> [Set problem]
Copy out each line of the data that holds the word "contact".
--
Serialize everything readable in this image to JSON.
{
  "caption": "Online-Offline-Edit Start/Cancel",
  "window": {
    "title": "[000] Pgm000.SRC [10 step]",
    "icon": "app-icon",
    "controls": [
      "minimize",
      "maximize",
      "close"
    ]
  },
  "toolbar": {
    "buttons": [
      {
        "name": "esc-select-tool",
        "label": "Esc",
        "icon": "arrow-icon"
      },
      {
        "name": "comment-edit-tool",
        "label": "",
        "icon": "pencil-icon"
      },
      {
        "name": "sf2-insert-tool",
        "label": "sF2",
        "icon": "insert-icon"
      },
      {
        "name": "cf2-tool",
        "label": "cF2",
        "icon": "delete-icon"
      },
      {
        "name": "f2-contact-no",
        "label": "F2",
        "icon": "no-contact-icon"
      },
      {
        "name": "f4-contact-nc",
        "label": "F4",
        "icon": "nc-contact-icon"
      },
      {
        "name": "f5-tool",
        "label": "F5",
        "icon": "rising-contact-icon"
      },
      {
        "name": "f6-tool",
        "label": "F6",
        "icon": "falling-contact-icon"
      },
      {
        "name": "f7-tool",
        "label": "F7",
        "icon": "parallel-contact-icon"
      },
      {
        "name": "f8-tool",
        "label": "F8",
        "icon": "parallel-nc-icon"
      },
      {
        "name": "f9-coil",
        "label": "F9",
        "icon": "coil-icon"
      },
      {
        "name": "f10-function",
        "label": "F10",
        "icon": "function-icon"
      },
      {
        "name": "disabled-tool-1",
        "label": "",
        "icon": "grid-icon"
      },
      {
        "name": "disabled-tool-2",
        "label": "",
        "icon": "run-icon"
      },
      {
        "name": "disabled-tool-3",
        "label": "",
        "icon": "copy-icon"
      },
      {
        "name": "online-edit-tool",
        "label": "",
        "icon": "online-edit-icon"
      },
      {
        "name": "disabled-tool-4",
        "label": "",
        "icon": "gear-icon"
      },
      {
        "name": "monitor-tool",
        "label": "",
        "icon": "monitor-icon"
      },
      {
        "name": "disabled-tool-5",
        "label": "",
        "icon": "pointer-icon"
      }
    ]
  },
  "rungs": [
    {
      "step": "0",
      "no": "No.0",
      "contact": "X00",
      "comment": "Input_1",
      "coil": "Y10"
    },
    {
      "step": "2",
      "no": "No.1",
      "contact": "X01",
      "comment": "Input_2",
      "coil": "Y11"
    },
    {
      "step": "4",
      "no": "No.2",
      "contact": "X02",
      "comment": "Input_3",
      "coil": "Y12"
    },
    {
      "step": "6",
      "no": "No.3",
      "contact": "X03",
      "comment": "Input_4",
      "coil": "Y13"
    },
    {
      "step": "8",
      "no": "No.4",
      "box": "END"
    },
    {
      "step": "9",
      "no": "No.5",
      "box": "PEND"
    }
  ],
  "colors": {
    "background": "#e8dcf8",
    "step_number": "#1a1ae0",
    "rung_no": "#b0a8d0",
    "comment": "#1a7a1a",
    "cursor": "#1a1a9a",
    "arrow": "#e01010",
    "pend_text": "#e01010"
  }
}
--
> [In response]
        "name": "f2-contact-no",
        "icon": "no-contact-icon"
        "name": "f4-contact-nc",
        "icon": "nc-contact-icon"
        "icon": "rising-contact-icon"
        "icon": "falling-contact-icon"
        "icon": "parallel-contact-icon"
      "contact": "X00",
      "contact": "X01",
      "contact": "X02",
      "contact": "X03",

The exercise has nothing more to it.